Stored items:
⟨

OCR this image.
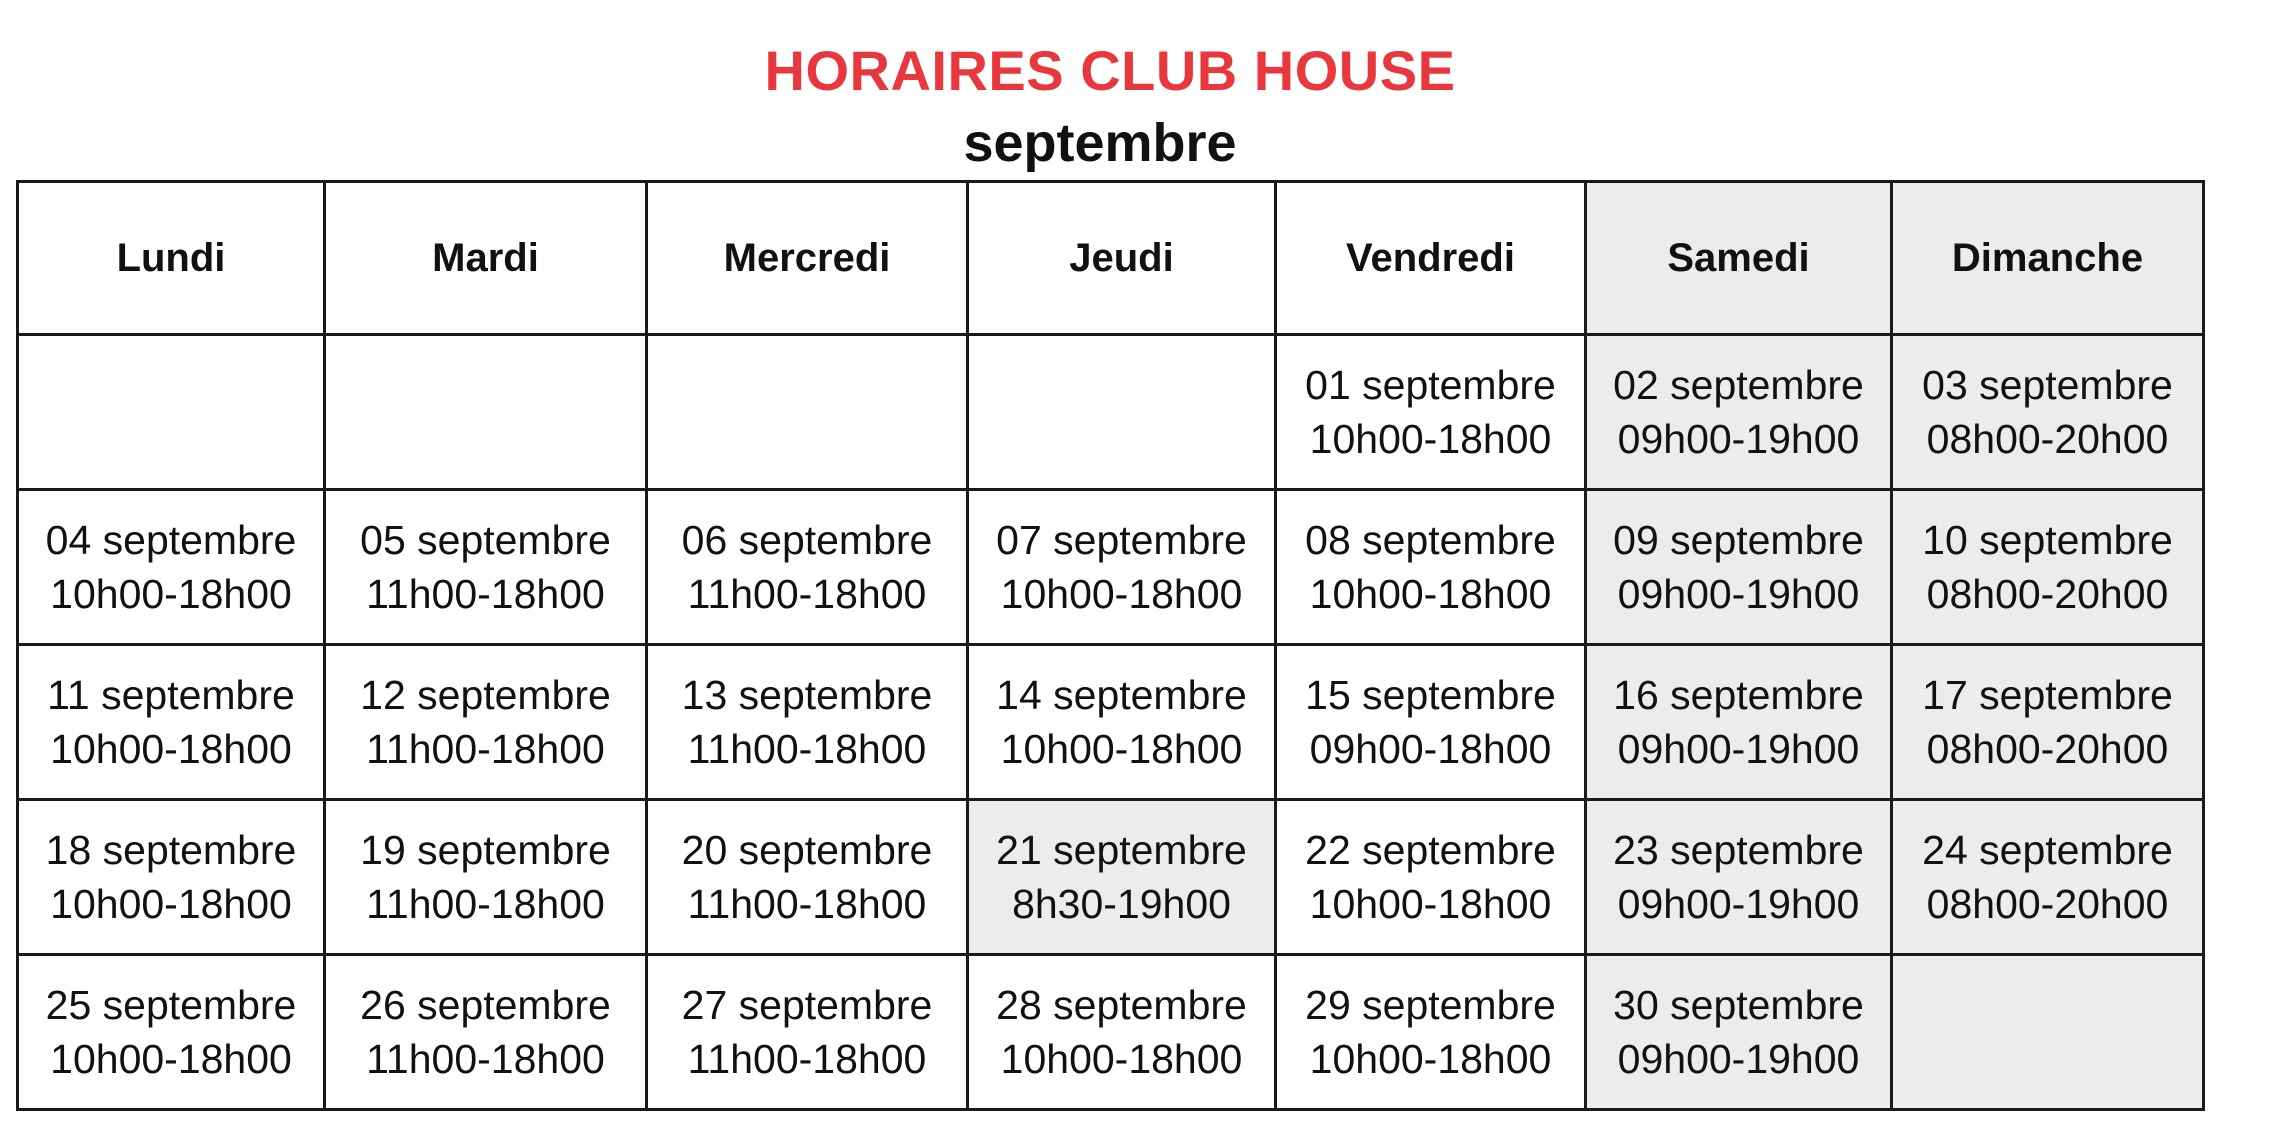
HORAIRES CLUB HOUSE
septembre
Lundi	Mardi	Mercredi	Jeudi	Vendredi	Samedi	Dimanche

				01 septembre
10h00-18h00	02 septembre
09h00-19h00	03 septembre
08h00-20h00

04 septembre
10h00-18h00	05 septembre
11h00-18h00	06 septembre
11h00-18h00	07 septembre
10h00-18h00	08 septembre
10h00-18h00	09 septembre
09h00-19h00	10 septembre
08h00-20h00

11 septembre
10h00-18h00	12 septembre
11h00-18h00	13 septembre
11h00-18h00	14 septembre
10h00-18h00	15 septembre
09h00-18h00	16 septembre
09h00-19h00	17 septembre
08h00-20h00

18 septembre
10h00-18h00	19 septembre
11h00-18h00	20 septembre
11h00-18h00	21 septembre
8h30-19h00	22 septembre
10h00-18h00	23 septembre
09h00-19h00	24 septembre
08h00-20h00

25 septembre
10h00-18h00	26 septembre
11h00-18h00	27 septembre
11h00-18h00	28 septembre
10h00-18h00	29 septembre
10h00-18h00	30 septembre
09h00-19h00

⟩

→ **PROBLEM DESCRIPTION**:
Output the full set of records above without changing a word, and drop the images.

→ **REPLY TO THE TASK**:
OCR this image.
HORAIRES CLUB HOUSE
septembre
Lundi	Mardi	Mercredi	Jeudi	Vendredi	Samedi	Dimanche

				01 septembre
10h00-18h00	02 septembre
09h00-19h00	03 septembre
08h00-20h00

04 septembre
10h00-18h00	05 septembre
11h00-18h00	06 septembre
11h00-18h00	07 septembre
10h00-18h00	08 septembre
10h00-18h00	09 septembre
09h00-19h00	10 septembre
08h00-20h00

11 septembre
10h00-18h00	12 septembre
11h00-18h00	13 septembre
11h00-18h00	14 septembre
10h00-18h00	15 septembre
09h00-18h00	16 septembre
09h00-19h00	17 septembre
08h00-20h00

18 septembre
10h00-18h00	19 septembre
11h00-18h00	20 septembre
11h00-18h00	21 septembre
8h30-19h00	22 septembre
10h00-18h00	23 septembre
09h00-19h00	24 septembre
08h00-20h00

25 septembre
10h00-18h00	26 septembre
11h00-18h00	27 septembre
11h00-18h00	28 septembre
10h00-18h00	29 septembre
10h00-18h00	30 septembre
09h00-19h00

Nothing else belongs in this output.